§ **Stated problem**: Read the data and repeat all of it exactly.

§ **Data section**:
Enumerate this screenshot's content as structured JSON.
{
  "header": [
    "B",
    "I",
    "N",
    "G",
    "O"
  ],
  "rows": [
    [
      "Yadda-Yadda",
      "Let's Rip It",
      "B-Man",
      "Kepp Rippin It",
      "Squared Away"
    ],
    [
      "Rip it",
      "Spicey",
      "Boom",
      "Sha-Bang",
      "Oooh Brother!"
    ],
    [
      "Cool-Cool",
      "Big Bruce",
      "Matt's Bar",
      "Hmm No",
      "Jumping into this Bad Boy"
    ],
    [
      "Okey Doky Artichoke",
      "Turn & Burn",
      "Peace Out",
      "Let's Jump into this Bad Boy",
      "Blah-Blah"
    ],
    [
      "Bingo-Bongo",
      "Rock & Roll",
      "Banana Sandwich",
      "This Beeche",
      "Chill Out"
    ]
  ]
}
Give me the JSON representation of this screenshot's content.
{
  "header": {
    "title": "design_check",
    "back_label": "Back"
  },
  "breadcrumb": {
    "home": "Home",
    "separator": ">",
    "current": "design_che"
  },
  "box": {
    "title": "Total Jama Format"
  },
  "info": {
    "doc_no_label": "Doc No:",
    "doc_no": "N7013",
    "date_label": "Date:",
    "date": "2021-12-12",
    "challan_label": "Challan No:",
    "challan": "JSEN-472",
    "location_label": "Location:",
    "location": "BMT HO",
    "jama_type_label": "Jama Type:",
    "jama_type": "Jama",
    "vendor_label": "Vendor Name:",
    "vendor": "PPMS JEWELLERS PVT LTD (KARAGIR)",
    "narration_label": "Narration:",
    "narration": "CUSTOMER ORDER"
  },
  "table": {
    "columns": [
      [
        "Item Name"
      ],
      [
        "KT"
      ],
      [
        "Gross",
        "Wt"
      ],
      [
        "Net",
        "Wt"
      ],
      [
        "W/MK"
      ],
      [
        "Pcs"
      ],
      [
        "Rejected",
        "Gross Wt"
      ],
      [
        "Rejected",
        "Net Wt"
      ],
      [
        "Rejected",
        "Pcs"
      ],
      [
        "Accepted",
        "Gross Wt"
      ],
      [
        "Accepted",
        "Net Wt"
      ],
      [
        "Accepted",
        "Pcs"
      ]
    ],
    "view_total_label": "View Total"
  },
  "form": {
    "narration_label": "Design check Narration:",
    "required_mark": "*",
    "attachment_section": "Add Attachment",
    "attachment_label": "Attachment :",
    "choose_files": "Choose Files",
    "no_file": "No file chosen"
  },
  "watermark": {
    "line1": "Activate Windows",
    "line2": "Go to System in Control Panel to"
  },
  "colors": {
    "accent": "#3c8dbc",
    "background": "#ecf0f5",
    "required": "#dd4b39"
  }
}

§ **Response for this exercise**:
Enumerate this screenshot's content as structured JSON.
{
  "header": [
    "B",
    "I",
    "N",
    "G",
    "O"
  ],
  "rows": [
    [
      "Yadda-Yadda",
      "Let's Rip It",
      "B-Man",
      "Kepp Rippin It",
      "Squared Away"
    ],
    [
      "Rip it",
      "Spicey",
      "Boom",
      "Sha-Bang",
      "Oooh Brother!"
    ],
    [
      "Cool-Cool",
      "Big Bruce",
      "Matt's Bar",
      "Hmm No",
      "Jumping into this Bad Boy"
    ],
    [
      "Okey Doky Artichoke",
      "Turn & Burn",
      "Peace Out",
      "Let's Jump into this Bad Boy",
      "Blah-Blah"
    ],
    [
      "Bingo-Bongo",
      "Rock & Roll",
      "Banana Sandwich",
      "This Beeche",
      "Chill Out"
    ]
  ]
}
Give me the JSON representation of this screenshot's content.
{
  "header": {
    "title": "design_check",
    "back_label": "Back"
  },
  "breadcrumb": {
    "home": "Home",
    "separator": ">",
    "current": "design_che"
  },
  "box": {
    "title": "Total Jama Format"
  },
  "info": {
    "doc_no_label": "Doc No:",
    "doc_no": "N7013",
    "date_label": "Date:",
    "date": "2021-12-12",
    "challan_label": "Challan No:",
    "challan": "JSEN-472",
    "location_label": "Location:",
    "location": "BMT HO",
    "jama_type_label": "Jama Type:",
    "jama_type": "Jama",
    "vendor_label": "Vendor Name:",
    "vendor": "PPMS JEWELLERS PVT LTD (KARAGIR)",
    "narration_label": "Narration:",
    "narration": "CUSTOMER ORDER"
  },
  "table": {
    "columns": [
      [
        "Item Name"
      ],
      [
        "KT"
      ],
      [
        "Gross",
        "Wt"
      ],
      [
        "Net",
        "Wt"
      ],
      [
        "W/MK"
      ],
      [
        "Pcs"
      ],
      [
        "Rejected",
        "Gross Wt"
      ],
      [
        "Rejected",
        "Net Wt"
      ],
      [
        "Rejected",
        "Pcs"
      ],
      [
        "Accepted",
        "Gross Wt"
      ],
      [
        "Accepted",
        "Net Wt"
      ],
      [
        "Accepted",
        "Pcs"
      ]
    ],
    "view_total_label": "View Total"
  },
  "form": {
    "narration_label": "Design check Narration:",
    "required_mark": "*",
    "attachment_section": "Add Attachment",
    "attachment_label": "Attachment :",
    "choose_files": "Choose Files",
    "no_file": "No file chosen"
  },
  "watermark": {
    "line1": "Activate Windows",
    "line2": "Go to System in Control Panel to"
  },
  "colors": {
    "accent": "#3c8dbc",
    "background": "#ecf0f5",
    "required": "#dd4b39"
  }
}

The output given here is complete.